### Directions
Copy every line of the data exactly, leaving nothing out.

### Data
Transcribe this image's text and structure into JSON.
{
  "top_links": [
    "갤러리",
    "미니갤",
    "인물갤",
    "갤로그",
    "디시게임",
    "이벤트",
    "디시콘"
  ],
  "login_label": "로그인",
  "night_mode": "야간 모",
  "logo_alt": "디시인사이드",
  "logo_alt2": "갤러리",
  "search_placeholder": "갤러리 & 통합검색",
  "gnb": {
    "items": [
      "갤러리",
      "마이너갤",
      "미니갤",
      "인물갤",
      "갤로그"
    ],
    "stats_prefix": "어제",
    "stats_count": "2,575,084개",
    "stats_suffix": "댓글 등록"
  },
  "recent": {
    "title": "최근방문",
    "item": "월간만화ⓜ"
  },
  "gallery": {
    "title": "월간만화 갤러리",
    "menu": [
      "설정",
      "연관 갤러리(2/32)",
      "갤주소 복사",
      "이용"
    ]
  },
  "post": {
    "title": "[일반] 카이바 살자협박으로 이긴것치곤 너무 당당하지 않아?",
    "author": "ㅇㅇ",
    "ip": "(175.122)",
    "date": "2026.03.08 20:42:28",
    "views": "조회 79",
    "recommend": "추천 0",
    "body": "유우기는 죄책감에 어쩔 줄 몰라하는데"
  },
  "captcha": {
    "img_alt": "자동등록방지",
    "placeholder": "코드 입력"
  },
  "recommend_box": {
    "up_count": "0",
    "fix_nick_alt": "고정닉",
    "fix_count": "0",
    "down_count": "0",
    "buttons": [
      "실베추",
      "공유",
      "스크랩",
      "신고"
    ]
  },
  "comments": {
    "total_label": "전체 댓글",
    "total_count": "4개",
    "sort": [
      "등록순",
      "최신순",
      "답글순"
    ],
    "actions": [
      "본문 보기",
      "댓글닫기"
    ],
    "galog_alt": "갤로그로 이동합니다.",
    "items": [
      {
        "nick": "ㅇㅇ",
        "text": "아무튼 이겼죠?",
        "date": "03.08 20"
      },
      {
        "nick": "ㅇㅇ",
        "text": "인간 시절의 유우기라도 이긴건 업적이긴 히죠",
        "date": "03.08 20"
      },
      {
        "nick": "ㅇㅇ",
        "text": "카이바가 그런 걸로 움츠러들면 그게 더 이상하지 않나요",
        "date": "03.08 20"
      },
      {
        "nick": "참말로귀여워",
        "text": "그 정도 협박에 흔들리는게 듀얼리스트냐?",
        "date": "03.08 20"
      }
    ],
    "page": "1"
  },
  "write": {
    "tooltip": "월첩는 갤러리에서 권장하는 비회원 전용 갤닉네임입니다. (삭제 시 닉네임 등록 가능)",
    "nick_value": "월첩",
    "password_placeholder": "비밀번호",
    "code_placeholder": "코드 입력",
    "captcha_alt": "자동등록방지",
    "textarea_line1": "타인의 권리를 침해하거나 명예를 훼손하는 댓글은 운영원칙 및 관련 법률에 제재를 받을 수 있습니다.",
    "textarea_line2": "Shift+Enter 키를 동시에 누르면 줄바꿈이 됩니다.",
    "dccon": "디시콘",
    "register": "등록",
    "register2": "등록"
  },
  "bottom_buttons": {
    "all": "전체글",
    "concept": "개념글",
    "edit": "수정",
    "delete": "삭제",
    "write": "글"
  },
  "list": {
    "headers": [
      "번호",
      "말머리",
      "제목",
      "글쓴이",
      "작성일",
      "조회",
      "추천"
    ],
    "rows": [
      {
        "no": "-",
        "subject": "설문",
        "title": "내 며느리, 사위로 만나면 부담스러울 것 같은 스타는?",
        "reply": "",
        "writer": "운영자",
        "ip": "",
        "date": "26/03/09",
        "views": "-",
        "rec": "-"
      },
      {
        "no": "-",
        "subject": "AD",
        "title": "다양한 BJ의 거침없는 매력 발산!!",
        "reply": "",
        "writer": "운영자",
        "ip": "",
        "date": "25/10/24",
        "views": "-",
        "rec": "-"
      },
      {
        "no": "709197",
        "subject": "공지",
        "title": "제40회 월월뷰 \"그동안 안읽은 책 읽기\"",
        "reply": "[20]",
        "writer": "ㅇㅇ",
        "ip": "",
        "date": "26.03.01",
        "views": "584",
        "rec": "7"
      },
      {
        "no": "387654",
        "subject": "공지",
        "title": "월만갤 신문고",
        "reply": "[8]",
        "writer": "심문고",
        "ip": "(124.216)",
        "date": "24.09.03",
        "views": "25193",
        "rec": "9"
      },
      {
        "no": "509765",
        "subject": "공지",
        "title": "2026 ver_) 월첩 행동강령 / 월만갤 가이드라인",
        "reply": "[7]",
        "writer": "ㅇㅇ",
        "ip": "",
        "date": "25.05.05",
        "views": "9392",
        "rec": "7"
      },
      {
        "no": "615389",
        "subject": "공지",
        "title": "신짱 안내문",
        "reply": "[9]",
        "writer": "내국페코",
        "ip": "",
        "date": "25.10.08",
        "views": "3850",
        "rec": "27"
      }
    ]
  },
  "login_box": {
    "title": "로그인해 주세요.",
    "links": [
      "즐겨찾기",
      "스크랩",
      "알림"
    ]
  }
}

### Exercise output
Transcribe this image's text and structure into JSON.
{
  "top_links": [
    "갤러리",
    "미니갤",
    "인물갤",
    "갤로그",
    "디시게임",
    "이벤트",
    "디시콘"
  ],
  "login_label": "로그인",
  "night_mode": "야간 모",
  "logo_alt": "디시인사이드",
  "logo_alt2": "갤러리",
  "search_placeholder": "갤러리 & 통합검색",
  "gnb": {
    "items": [
      "갤러리",
      "마이너갤",
      "미니갤",
      "인물갤",
      "갤로그"
    ],
    "stats_prefix": "어제",
    "stats_count": "2,575,084개",
    "stats_suffix": "댓글 등록"
  },
  "recent": {
    "title": "최근방문",
    "item": "월간만화ⓜ"
  },
  "gallery": {
    "title": "월간만화 갤러리",
    "menu": [
      "설정",
      "연관 갤러리(2/32)",
      "갤주소 복사",
      "이용"
    ]
  },
  "post": {
    "title": "[일반] 카이바 살자협박으로 이긴것치곤 너무 당당하지 않아?",
    "author": "ㅇㅇ",
    "ip": "(175.122)",
    "date": "2026.03.08 20:42:28",
    "views": "조회 79",
    "recommend": "추천 0",
    "body": "유우기는 죄책감에 어쩔 줄 몰라하는데"
  },
  "captcha": {
    "img_alt": "자동등록방지",
    "placeholder": "코드 입력"
  },
  "recommend_box": {
    "up_count": "0",
    "fix_nick_alt": "고정닉",
    "fix_count": "0",
    "down_count": "0",
    "buttons": [
      "실베추",
      "공유",
      "스크랩",
      "신고"
    ]
  },
  "comments": {
    "total_label": "전체 댓글",
    "total_count": "4개",
    "sort": [
      "등록순",
      "최신순",
      "답글순"
    ],
    "actions": [
      "본문 보기",
      "댓글닫기"
    ],
    "galog_alt": "갤로그로 이동합니다.",
    "items": [
      {
        "nick": "ㅇㅇ",
        "text": "아무튼 이겼죠?",
        "date": "03.08 20"
      },
      {
        "nick": "ㅇㅇ",
        "text": "인간 시절의 유우기라도 이긴건 업적이긴 히죠",
        "date": "03.08 20"
      },
      {
        "nick": "ㅇㅇ",
        "text": "카이바가 그런 걸로 움츠러들면 그게 더 이상하지 않나요",
        "date": "03.08 20"
      },
      {
        "nick": "참말로귀여워",
        "text": "그 정도 협박에 흔들리는게 듀얼리스트냐?",
        "date": "03.08 20"
      }
    ],
    "page": "1"
  },
  "write": {
    "tooltip": "월첩는 갤러리에서 권장하는 비회원 전용 갤닉네임입니다. (삭제 시 닉네임 등록 가능)",
    "nick_value": "월첩",
    "password_placeholder": "비밀번호",
    "code_placeholder": "코드 입력",
    "captcha_alt": "자동등록방지",
    "textarea_line1": "타인의 권리를 침해하거나 명예를 훼손하는 댓글은 운영원칙 및 관련 법률에 제재를 받을 수 있습니다.",
    "textarea_line2": "Shift+Enter 키를 동시에 누르면 줄바꿈이 됩니다.",
    "dccon": "디시콘",
    "register": "등록",
    "register2": "등록"
  },
  "bottom_buttons": {
    "all": "전체글",
    "concept": "개념글",
    "edit": "수정",
    "delete": "삭제",
    "write": "글"
  },
  "list": {
    "headers": [
      "번호",
      "말머리",
      "제목",
      "글쓴이",
      "작성일",
      "조회",
      "추천"
    ],
    "rows": [
      {
        "no": "-",
        "subject": "설문",
        "title": "내 며느리, 사위로 만나면 부담스러울 것 같은 스타는?",
        "reply": "",
        "writer": "운영자",
        "ip": "",
        "date": "26/03/09",
        "views": "-",
        "rec": "-"
      },
      {
        "no": "-",
        "subject": "AD",
        "title": "다양한 BJ의 거침없는 매력 발산!!",
        "reply": "",
        "writer": "운영자",
        "ip": "",
        "date": "25/10/24",
        "views": "-",
        "rec": "-"
      },
      {
        "no": "709197",
        "subject": "공지",
        "title": "제40회 월월뷰 \"그동안 안읽은 책 읽기\"",
        "reply": "[20]",
        "writer": "ㅇㅇ",
        "ip": "",
        "date": "26.03.01",
        "views": "584",
        "rec": "7"
      },
      {
        "no": "387654",
        "subject": "공지",
        "title": "월만갤 신문고",
        "reply": "[8]",
        "writer": "심문고",
        "ip": "(124.216)",
        "date": "24.09.03",
        "views": "25193",
        "rec": "9"
      },
      {
        "no": "509765",
        "subject": "공지",
        "title": "2026 ver_) 월첩 행동강령 / 월만갤 가이드라인",
        "reply": "[7]",
        "writer": "ㅇㅇ",
        "ip": "",
        "date": "25.05.05",
        "views": "9392",
        "rec": "7"
      },
      {
        "no": "615389",
        "subject": "공지",
        "title": "신짱 안내문",
        "reply": "[9]",
        "writer": "내국페코",
        "ip": "",
        "date": "25.10.08",
        "views": "3850",
        "rec": "27"
      }
    ]
  },
  "login_box": {
    "title": "로그인해 주세요.",
    "links": [
      "즐겨찾기",
      "스크랩",
      "알림"
    ]
  }
}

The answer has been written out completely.